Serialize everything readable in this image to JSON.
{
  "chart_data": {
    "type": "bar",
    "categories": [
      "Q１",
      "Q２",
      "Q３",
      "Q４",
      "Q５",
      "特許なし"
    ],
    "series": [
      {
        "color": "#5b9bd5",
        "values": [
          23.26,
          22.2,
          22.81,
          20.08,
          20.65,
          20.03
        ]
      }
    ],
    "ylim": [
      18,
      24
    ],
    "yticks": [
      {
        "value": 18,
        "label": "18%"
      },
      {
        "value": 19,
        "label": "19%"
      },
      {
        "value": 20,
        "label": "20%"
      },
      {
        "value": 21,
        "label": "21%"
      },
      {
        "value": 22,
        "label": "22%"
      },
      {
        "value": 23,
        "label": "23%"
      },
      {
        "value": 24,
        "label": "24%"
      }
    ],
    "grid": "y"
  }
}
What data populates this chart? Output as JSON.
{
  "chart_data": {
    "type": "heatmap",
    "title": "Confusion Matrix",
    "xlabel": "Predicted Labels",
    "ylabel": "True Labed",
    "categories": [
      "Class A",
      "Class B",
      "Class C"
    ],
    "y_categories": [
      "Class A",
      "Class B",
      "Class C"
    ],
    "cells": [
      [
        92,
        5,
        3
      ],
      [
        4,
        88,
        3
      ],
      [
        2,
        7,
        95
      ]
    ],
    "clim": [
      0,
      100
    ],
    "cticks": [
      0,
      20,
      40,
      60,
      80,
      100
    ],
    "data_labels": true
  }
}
===
> **Exercise details**: Transcribe the records above exactly as they appear.

> **Answer to this task**:
Serialize everything readable in this image to JSON.
{
  "chart_data": {
    "type": "bar",
    "categories": [
      "Q１",
      "Q２",
      "Q３",
      "Q４",
      "Q５",
      "特許なし"
    ],
    "series": [
      {
        "color": "#5b9bd5",
        "values": [
          23.26,
          22.2,
          22.81,
          20.08,
          20.65,
          20.03
        ]
      }
    ],
    "ylim": [
      18,
      24
    ],
    "yticks": [
      {
        "value": 18,
        "label": "18%"
      },
      {
        "value": 19,
        "label": "19%"
      },
      {
        "value": 20,
        "label": "20%"
      },
      {
        "value": 21,
        "label": "21%"
      },
      {
        "value": 22,
        "label": "22%"
      },
      {
        "value": 23,
        "label": "23%"
      },
      {
        "value": 24,
        "label": "24%"
      }
    ],
    "grid": "y"
  }
}
What data populates this chart? Output as JSON.
{
  "chart_data": {
    "type": "heatmap",
    "title": "Confusion Matrix",
    "xlabel": "Predicted Labels",
    "ylabel": "True Labed",
    "categories": [
      "Class A",
      "Class B",
      "Class C"
    ],
    "y_categories": [
      "Class A",
      "Class B",
      "Class C"
    ],
    "cells": [
      [
        92,
        5,
        3
      ],
      [
        4,
        88,
        3
      ],
      [
        2,
        7,
        95
      ]
    ],
    "clim": [
      0,
      100
    ],
    "cticks": [
      0,
      20,
      40,
      60,
      80,
      100
    ],
    "data_labels": true
  }
}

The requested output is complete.